───── Exercise input

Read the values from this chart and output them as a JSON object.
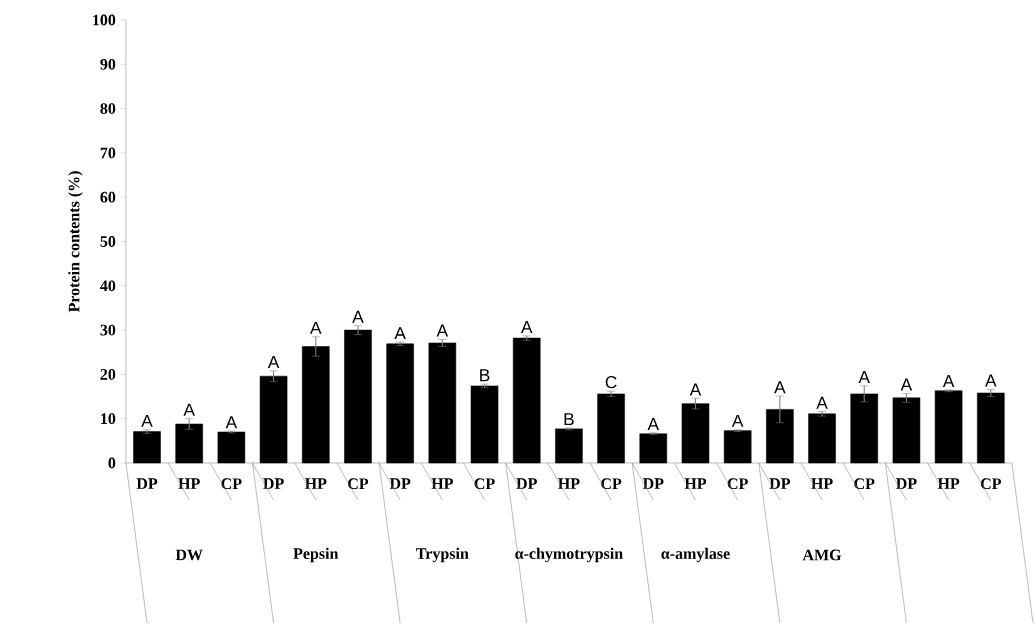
{
  "chart_data": {
    "type": "bar",
    "ylabel": "Protein contents (%)",
    "categories": [
      "DP",
      "HP",
      "CP",
      "DP",
      "HP",
      "CP",
      "DP",
      "HP",
      "CP",
      "DP",
      "HP",
      "CP",
      "DP",
      "HP",
      "CP",
      "DP",
      "HP",
      "CP",
      "DP",
      "HP",
      "CP"
    ],
    "values": [
      7.1,
      8.8,
      7.0,
      19.6,
      26.3,
      30.0,
      26.9,
      27.1,
      17.4,
      28.2,
      7.7,
      15.6,
      6.6,
      13.4,
      7.3,
      12.1,
      11.1,
      15.6,
      14.7,
      16.3,
      15.8
    ],
    "errors": [
      0.4,
      1.2,
      0.2,
      1.2,
      2.2,
      1.0,
      0.4,
      0.8,
      0.4,
      0.5,
      0.2,
      0.6,
      0.2,
      1.2,
      0.2,
      3.0,
      0.5,
      1.8,
      1.0,
      0.2,
      0.8
    ],
    "value_labels": [
      "A",
      "A",
      "A",
      "A",
      "A",
      "A",
      "A",
      "A",
      "B",
      "A",
      "B",
      "C",
      "A",
      "A",
      "A",
      "A",
      "A",
      "A",
      "A",
      "A",
      "A"
    ],
    "color": "#000000",
    "ylim": [
      0,
      100
    ],
    "yticks": [
      0,
      10,
      20,
      30,
      40,
      50,
      60,
      70,
      80,
      90,
      100
    ],
    "annotations": [
      "DW",
      "Pepsin",
      "Trypsin",
      "α-chymotrypsin",
      "α-amylase",
      "AMG"
    ]
  }
}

──────────

## [Activity]
What this exercise asks for is every line of the data above with the word "values".

## [Solution to this problem]
Read the values from this chart and output them as a JSON object.
    "values": [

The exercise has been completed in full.